▶ [Requirement]
In the material below, find all lines with the string "JSON" and copy them.

"""

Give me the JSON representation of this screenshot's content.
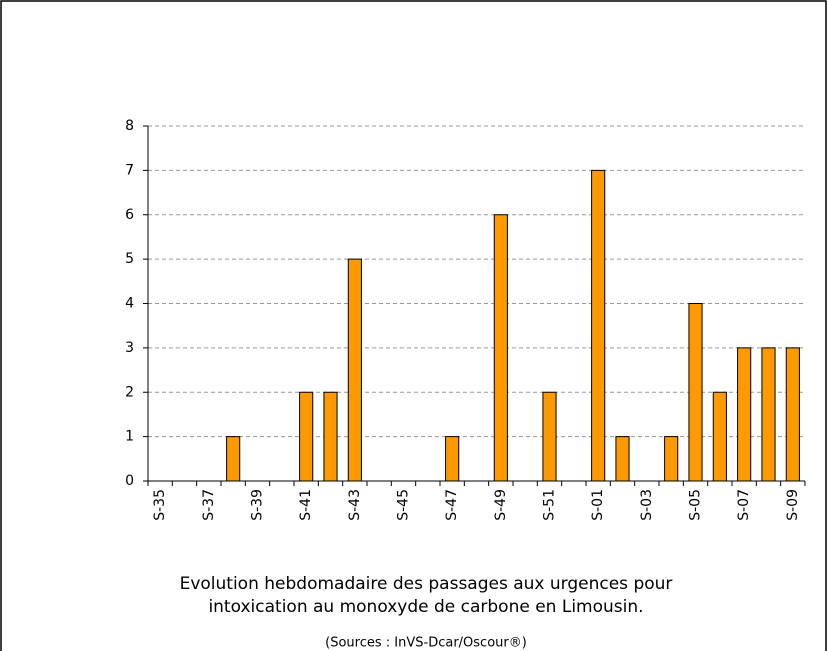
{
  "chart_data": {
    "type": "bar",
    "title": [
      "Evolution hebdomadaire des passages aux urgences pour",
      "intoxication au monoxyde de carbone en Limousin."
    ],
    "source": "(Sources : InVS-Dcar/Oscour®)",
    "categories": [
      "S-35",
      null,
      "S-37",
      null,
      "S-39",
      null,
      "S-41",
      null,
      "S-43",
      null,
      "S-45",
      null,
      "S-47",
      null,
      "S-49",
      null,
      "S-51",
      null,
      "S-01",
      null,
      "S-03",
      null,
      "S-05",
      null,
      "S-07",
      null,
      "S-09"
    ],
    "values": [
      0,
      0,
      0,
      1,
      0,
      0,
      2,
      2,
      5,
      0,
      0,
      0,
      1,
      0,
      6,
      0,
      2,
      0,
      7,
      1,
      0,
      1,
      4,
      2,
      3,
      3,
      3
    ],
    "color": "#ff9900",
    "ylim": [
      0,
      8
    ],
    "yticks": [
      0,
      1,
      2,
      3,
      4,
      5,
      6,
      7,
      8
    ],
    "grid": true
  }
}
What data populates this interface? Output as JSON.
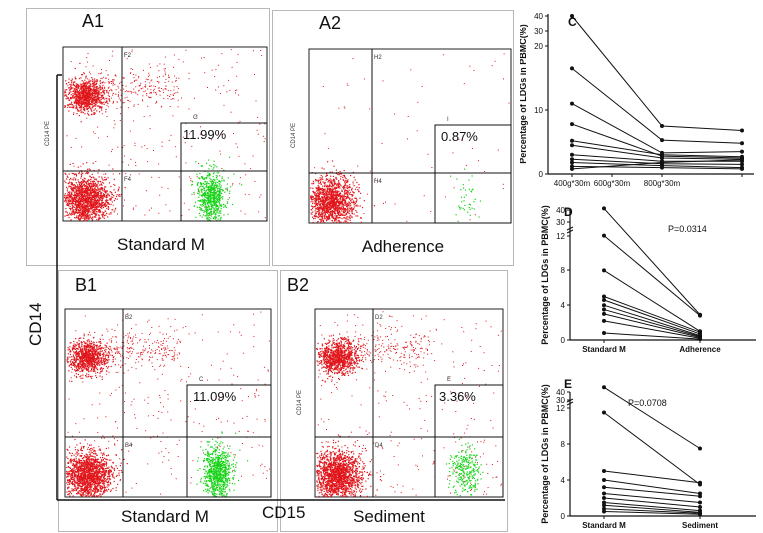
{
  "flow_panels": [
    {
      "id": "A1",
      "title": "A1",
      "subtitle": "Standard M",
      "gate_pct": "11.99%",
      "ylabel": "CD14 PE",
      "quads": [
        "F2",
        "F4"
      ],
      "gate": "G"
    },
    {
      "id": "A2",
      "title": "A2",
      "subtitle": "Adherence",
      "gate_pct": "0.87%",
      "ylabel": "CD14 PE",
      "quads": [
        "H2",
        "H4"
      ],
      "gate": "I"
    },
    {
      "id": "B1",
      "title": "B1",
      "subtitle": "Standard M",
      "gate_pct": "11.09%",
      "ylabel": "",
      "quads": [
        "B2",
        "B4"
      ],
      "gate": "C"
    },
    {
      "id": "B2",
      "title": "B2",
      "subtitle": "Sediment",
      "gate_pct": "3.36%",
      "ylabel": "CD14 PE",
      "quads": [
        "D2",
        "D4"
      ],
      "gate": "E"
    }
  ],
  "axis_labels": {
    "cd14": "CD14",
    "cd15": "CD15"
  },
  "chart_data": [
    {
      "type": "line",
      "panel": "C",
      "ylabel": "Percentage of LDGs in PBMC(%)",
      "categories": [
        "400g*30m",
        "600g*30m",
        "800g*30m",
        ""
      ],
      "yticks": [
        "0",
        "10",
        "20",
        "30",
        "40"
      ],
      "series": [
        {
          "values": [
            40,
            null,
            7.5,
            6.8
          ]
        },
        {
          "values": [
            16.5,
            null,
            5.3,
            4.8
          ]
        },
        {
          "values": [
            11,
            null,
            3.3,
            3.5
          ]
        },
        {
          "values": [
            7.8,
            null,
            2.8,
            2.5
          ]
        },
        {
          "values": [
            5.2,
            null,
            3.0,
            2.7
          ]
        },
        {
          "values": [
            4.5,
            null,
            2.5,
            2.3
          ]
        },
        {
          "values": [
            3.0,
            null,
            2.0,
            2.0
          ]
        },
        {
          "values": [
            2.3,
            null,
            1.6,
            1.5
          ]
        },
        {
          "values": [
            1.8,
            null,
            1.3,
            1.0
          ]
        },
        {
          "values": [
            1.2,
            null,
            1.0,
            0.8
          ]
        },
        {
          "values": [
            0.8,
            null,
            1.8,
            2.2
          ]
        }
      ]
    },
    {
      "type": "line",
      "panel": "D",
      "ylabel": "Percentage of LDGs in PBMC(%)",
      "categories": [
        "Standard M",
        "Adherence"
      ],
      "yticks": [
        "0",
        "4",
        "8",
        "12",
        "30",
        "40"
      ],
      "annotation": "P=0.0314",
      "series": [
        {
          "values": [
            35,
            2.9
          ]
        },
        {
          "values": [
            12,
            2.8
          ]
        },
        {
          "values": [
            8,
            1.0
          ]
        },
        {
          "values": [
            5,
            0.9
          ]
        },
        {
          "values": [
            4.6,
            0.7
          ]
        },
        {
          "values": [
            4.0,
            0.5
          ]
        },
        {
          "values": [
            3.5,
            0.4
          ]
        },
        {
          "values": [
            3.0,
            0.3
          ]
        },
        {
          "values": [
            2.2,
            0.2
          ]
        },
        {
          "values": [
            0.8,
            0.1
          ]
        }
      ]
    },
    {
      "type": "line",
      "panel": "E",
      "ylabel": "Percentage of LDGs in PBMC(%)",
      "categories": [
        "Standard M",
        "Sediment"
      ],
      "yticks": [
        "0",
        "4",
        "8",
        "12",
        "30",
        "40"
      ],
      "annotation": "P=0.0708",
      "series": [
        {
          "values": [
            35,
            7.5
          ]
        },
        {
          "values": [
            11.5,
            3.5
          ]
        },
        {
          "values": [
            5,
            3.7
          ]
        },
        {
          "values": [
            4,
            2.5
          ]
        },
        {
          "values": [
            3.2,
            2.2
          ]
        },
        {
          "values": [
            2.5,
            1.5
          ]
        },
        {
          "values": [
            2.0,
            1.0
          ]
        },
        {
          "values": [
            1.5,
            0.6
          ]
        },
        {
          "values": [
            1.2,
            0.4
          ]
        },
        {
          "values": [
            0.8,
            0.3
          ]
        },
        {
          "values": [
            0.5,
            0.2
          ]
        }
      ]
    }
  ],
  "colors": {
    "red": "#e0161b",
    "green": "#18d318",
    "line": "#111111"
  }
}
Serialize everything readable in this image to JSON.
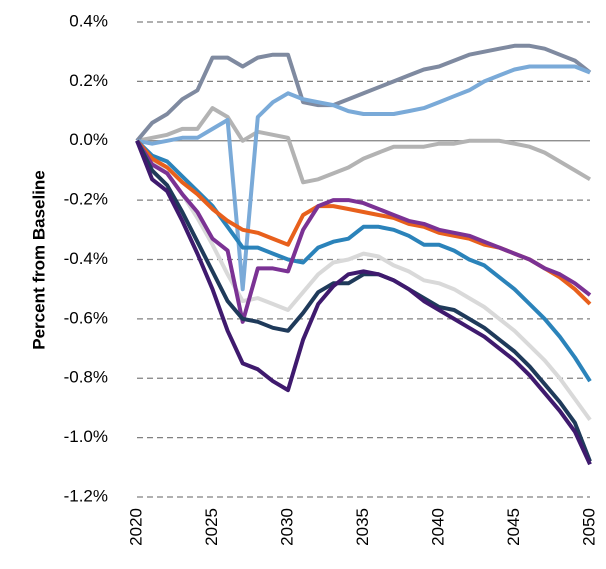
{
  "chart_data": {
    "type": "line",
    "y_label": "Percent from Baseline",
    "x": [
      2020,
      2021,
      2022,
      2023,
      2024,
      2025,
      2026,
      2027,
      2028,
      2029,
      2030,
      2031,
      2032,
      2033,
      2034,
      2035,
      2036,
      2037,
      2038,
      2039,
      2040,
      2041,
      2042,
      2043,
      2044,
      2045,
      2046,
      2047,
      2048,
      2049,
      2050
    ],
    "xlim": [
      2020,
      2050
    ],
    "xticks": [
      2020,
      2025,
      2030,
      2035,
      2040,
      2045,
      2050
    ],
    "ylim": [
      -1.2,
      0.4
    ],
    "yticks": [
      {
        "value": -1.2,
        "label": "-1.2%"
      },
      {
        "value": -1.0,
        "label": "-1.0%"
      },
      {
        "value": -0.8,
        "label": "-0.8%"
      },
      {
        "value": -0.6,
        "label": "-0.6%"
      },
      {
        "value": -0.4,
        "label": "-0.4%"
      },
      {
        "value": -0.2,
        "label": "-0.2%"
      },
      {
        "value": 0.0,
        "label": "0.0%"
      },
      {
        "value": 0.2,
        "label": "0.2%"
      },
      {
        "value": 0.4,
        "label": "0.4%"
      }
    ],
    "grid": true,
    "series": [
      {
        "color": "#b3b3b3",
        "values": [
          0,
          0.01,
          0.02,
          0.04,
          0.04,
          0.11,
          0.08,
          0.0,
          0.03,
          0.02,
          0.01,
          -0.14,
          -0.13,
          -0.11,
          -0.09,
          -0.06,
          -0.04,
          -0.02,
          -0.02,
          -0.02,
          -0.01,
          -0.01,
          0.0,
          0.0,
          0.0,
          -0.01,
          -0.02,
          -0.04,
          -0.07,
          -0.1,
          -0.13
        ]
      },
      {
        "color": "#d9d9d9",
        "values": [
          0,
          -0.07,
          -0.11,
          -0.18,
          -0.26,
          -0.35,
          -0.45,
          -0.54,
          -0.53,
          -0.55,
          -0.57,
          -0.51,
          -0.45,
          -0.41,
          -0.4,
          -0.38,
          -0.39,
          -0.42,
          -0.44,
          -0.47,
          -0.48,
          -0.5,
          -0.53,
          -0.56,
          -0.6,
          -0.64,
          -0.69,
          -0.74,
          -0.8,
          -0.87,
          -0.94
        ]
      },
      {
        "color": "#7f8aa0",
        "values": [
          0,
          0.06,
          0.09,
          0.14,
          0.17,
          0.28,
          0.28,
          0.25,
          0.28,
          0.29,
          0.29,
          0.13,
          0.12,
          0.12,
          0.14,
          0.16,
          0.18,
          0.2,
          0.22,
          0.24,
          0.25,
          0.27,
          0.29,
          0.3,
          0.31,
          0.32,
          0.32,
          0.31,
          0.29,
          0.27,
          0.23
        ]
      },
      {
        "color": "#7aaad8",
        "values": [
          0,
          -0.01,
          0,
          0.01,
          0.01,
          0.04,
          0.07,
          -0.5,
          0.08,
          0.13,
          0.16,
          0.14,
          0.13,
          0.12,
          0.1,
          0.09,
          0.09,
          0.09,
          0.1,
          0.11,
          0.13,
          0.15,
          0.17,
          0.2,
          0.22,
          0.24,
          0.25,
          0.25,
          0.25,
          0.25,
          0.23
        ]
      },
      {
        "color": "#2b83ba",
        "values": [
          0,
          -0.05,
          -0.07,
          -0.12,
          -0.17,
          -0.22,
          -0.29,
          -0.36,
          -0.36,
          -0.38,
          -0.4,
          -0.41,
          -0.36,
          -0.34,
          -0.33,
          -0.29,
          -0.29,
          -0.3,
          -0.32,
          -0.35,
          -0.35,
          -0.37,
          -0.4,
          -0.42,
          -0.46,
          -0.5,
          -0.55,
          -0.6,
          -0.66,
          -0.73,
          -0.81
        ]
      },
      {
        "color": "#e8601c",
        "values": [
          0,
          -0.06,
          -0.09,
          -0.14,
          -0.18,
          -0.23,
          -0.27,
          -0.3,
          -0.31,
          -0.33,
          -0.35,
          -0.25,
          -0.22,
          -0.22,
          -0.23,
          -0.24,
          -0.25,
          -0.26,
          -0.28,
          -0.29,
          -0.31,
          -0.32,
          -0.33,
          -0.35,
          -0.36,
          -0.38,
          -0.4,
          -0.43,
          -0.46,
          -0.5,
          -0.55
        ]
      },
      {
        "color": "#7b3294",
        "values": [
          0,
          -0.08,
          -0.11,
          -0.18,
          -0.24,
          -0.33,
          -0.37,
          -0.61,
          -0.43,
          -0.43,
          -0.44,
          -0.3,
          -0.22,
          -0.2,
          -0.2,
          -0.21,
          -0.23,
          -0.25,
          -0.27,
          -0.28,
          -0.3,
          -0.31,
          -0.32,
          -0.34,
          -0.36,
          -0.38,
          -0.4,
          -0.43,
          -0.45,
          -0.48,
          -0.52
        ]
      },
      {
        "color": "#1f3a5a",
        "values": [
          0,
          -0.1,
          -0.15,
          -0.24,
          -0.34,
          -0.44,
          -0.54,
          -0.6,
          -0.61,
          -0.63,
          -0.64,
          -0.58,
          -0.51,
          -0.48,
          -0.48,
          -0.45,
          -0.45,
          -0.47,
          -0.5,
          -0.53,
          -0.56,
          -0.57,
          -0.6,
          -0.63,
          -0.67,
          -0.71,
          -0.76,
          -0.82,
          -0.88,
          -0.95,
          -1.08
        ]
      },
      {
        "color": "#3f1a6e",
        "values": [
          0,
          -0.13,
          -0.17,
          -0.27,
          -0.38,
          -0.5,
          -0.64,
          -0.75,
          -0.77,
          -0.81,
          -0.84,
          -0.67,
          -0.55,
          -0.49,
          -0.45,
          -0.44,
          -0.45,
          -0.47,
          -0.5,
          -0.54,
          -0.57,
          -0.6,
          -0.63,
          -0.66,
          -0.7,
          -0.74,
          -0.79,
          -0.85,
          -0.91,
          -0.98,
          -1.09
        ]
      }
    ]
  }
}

"""

▶ [Solution to the exercise]
Give me the JSON representation of this screenshot's content.
What data populates this interface? Output as JSON.
Serialize everything readable in this image to JSON.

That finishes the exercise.